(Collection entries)
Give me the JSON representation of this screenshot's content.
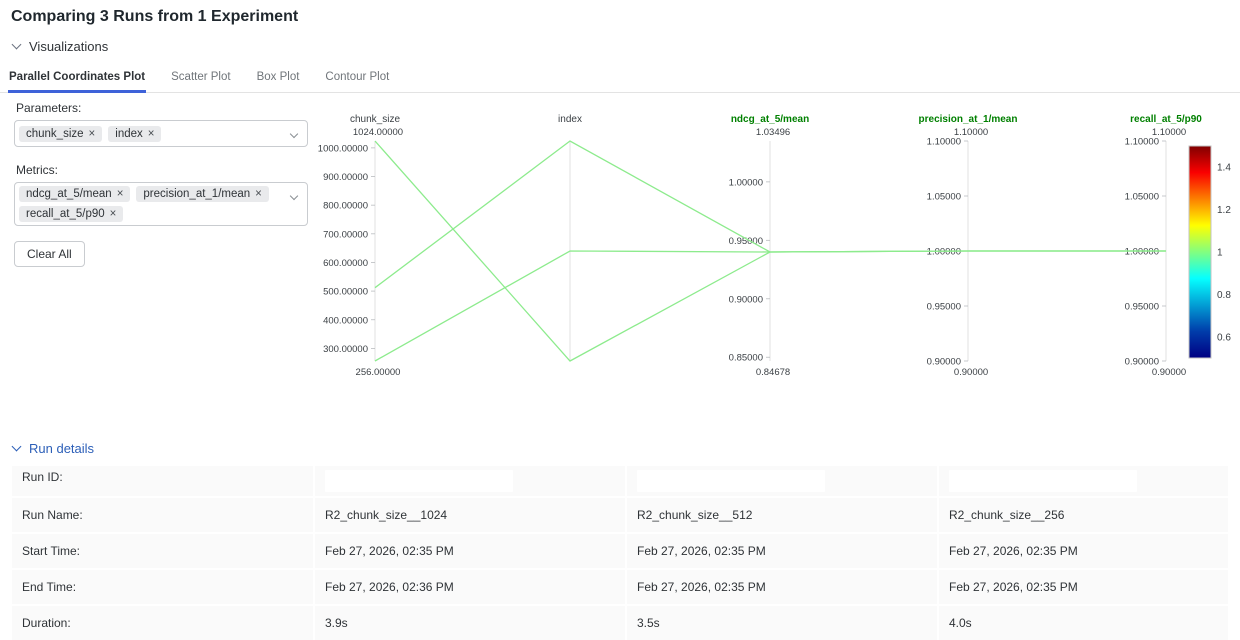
{
  "header": {
    "title": "Comparing 3 Runs from 1 Experiment"
  },
  "visualizations": {
    "section_label": "Visualizations"
  },
  "tabs": [
    {
      "label": "Parallel Coordinates Plot",
      "active": true
    },
    {
      "label": "Scatter Plot",
      "active": false
    },
    {
      "label": "Box Plot",
      "active": false
    },
    {
      "label": "Contour Plot",
      "active": false
    }
  ],
  "controls": {
    "parameters_label": "Parameters:",
    "metrics_label": "Metrics:",
    "parameter_tags": [
      "chunk_size",
      "index"
    ],
    "metric_tags": [
      "ndcg_at_5/mean",
      "precision_at_1/mean",
      "recall_at_5/p90"
    ],
    "remove_glyph": "×",
    "clear_all_label": "Clear All"
  },
  "colors": {
    "accent_blue": "#3e62d9",
    "run_details_blue": "#2c5fb8",
    "metric_green": "#008000",
    "line_green": "#8deb8d",
    "axis_gray": "#e2e2e2",
    "tick_text": "#3b4045"
  },
  "chart_data": {
    "type": "parallel_coordinates",
    "axes": [
      {
        "title": "chunk_size",
        "metric": false,
        "kind": "value",
        "min": 256,
        "max": 1024,
        "range_top_label": "1024.00000",
        "range_bottom_label": "256.00000",
        "ticks": [
          {
            "label": "1000.00000",
            "value": 1000
          },
          {
            "label": "900.00000",
            "value": 900
          },
          {
            "label": "800.00000",
            "value": 800
          },
          {
            "label": "700.00000",
            "value": 700
          },
          {
            "label": "600.00000",
            "value": 600
          },
          {
            "label": "500.00000",
            "value": 500
          },
          {
            "label": "400.00000",
            "value": 400
          },
          {
            "label": "300.00000",
            "value": 300
          }
        ]
      },
      {
        "title": "index",
        "metric": false,
        "kind": "frac",
        "min": 0,
        "max": 1,
        "range_top_label": "",
        "range_bottom_label": "",
        "ticks": []
      },
      {
        "title": "ndcg_at_5/mean",
        "metric": true,
        "kind": "value",
        "min": 0.84678,
        "max": 1.03496,
        "range_top_label": "1.03496",
        "range_bottom_label": "0.84678",
        "ticks": [
          {
            "label": "1.00000",
            "value": 1.0
          },
          {
            "label": "0.95000",
            "value": 0.95
          },
          {
            "label": "0.90000",
            "value": 0.9
          },
          {
            "label": "0.85000",
            "value": 0.85
          }
        ]
      },
      {
        "title": "precision_at_1/mean",
        "metric": true,
        "kind": "value",
        "min": 0.9,
        "max": 1.1,
        "range_top_label": "1.10000",
        "range_bottom_label": "0.90000",
        "ticks": [
          {
            "label": "1.10000",
            "value": 1.1
          },
          {
            "label": "1.05000",
            "value": 1.05
          },
          {
            "label": "1.00000",
            "value": 1.0
          },
          {
            "label": "0.95000",
            "value": 0.95
          },
          {
            "label": "0.90000",
            "value": 0.9
          }
        ]
      },
      {
        "title": "recall_at_5/p90",
        "metric": true,
        "kind": "value",
        "min": 0.9,
        "max": 1.1,
        "range_top_label": "1.10000",
        "range_bottom_label": "0.90000",
        "ticks": [
          {
            "label": "1.10000",
            "value": 1.1
          },
          {
            "label": "1.05000",
            "value": 1.05
          },
          {
            "label": "1.00000",
            "value": 1.0
          },
          {
            "label": "0.95000",
            "value": 0.95
          },
          {
            "label": "0.90000",
            "value": 0.9
          }
        ]
      }
    ],
    "runs": [
      {
        "name": "R2_chunk_size__1024",
        "points": [
          1024,
          0.0,
          0.94,
          1.0,
          1.0
        ]
      },
      {
        "name": "R2_chunk_size__512",
        "points": [
          512,
          1.0,
          0.94,
          1.0,
          1.0
        ]
      },
      {
        "name": "R2_chunk_size__256",
        "points": [
          256,
          0.5,
          0.94,
          1.0,
          1.0
        ]
      }
    ],
    "colorbar": {
      "min": 0.5,
      "max": 1.5,
      "tick_labels": [
        "1.4",
        "1.2",
        "1",
        "0.8",
        "0.6"
      ],
      "tick_values": [
        1.4,
        1.2,
        1.0,
        0.8,
        0.6
      ],
      "gradient_top_to_bottom": [
        "#800000",
        "#fa0000",
        "#ffff00",
        "#05ffff",
        "#003caa",
        "#000083"
      ],
      "gradient_positions": [
        0,
        0.125,
        0.375,
        0.625,
        0.875,
        1
      ]
    }
  },
  "run_details": {
    "section_label": "Run details",
    "rows": [
      {
        "label": "Run ID:",
        "values": [
          "",
          "",
          ""
        ],
        "redacted": true
      },
      {
        "label": "Run Name:",
        "values": [
          "R2_chunk_size__1024",
          "R2_chunk_size__512",
          "R2_chunk_size__256"
        ]
      },
      {
        "label": "Start Time:",
        "values": [
          "Feb 27, 2026, 02:35 PM",
          "Feb 27, 2026, 02:35 PM",
          "Feb 27, 2026, 02:35 PM"
        ]
      },
      {
        "label": "End Time:",
        "values": [
          "Feb 27, 2026, 02:36 PM",
          "Feb 27, 2026, 02:35 PM",
          "Feb 27, 2026, 02:35 PM"
        ]
      },
      {
        "label": "Duration:",
        "values": [
          "3.9s",
          "3.5s",
          "4.0s"
        ]
      }
    ]
  }
}
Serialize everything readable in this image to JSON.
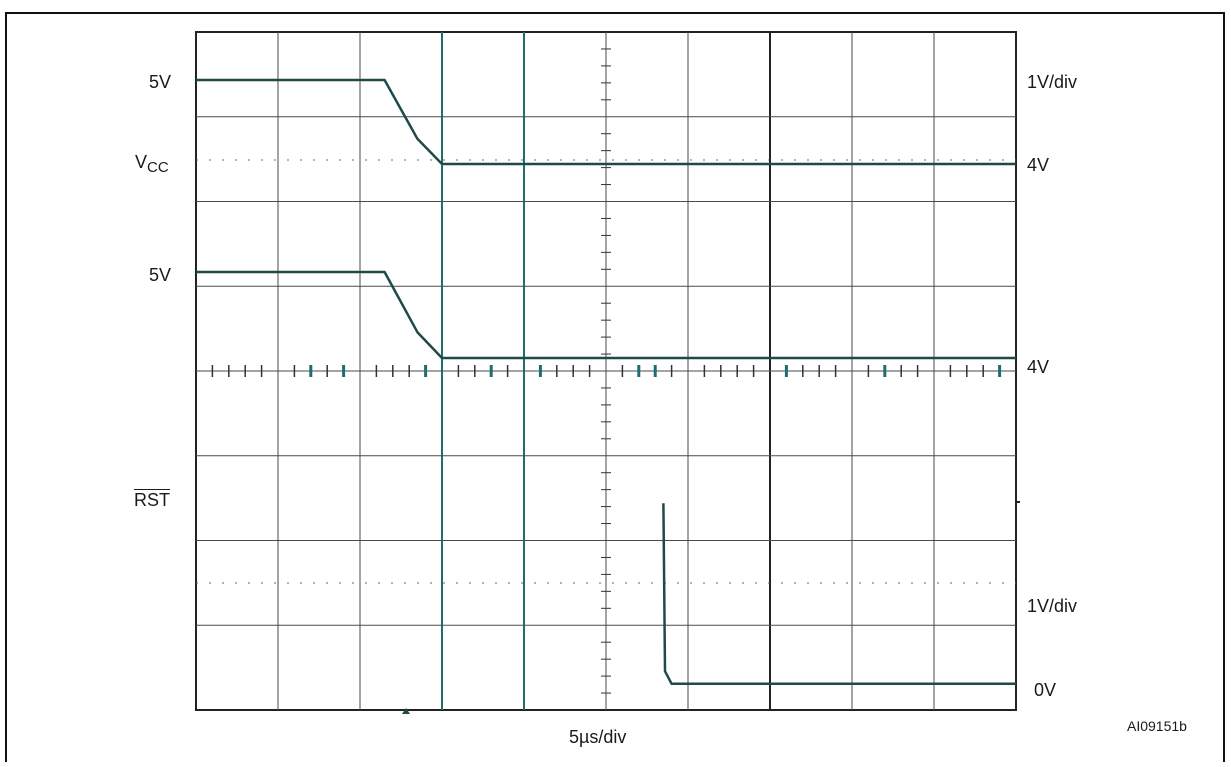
{
  "left_labels": {
    "ch1_level": "5V",
    "ch1_name_main": "V",
    "ch1_name_sub": "CC",
    "ch2_level": "5V",
    "ch3_name": "RST"
  },
  "right_labels": {
    "ch1_scale": "1V/div",
    "ch1_offset": "4V",
    "ch2_offset": "4V",
    "ch3_scale": "1V/div",
    "ch3_offset": "0V"
  },
  "bottom_label": "5µs/div",
  "figure_id": "AI09151b",
  "colors": {
    "grid": "#4a4a4a",
    "grid_accent": "#1e6e6e",
    "trace": "#1f4a4a",
    "frame": "#111111"
  },
  "chart_data": {
    "type": "line",
    "grid": true,
    "divisions": {
      "x": 10,
      "y": 8
    },
    "x_unit": "µs",
    "x_per_div": 5,
    "series": [
      {
        "name": "VCC",
        "x": [
          0,
          11.5,
          13.5,
          15,
          50
        ],
        "y": [
          5,
          5,
          4.3,
          4,
          4
        ]
      },
      {
        "x": [
          0,
          11.5,
          13.5,
          15,
          28.5,
          28.5,
          50
        ],
        "y": [
          5,
          5,
          4.3,
          4,
          4,
          4,
          4
        ]
      },
      {
        "name": "RST",
        "x": [
          0,
          28.5,
          28.5,
          28.6,
          29,
          50
        ],
        "y": [
          null,
          null,
          2.2,
          0.2,
          0.05,
          0.05
        ]
      }
    ]
  }
}
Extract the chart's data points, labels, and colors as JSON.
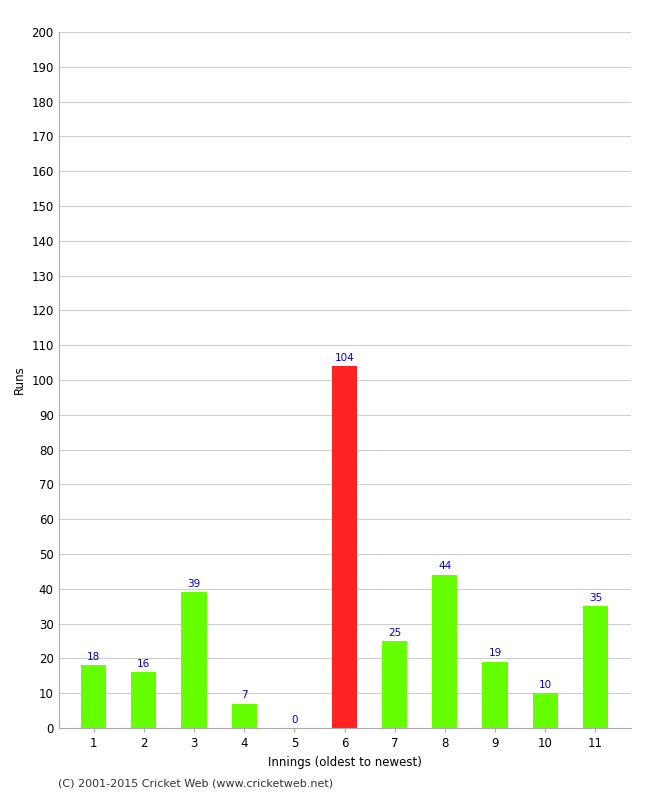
{
  "categories": [
    "1",
    "2",
    "3",
    "4",
    "5",
    "6",
    "7",
    "8",
    "9",
    "10",
    "11"
  ],
  "values": [
    18,
    16,
    39,
    7,
    0,
    104,
    25,
    44,
    19,
    10,
    35
  ],
  "bar_colors": [
    "#66ff00",
    "#66ff00",
    "#66ff00",
    "#66ff00",
    "#66ff00",
    "#ff2222",
    "#66ff00",
    "#66ff00",
    "#66ff00",
    "#66ff00",
    "#66ff00"
  ],
  "xlabel": "Innings (oldest to newest)",
  "ylabel": "Runs",
  "ylim": [
    0,
    200
  ],
  "yticks": [
    0,
    10,
    20,
    30,
    40,
    50,
    60,
    70,
    80,
    90,
    100,
    110,
    120,
    130,
    140,
    150,
    160,
    170,
    180,
    190,
    200
  ],
  "footer": "(C) 2001-2015 Cricket Web (www.cricketweb.net)",
  "label_color": "#0000cc",
  "label_fontsize": 7.5,
  "background_color": "#ffffff",
  "grid_color": "#cccccc",
  "bar_width": 0.5
}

### Task to complete
Looking at the records above, count the lines where the word "type" appears. State only the number.

### In response
2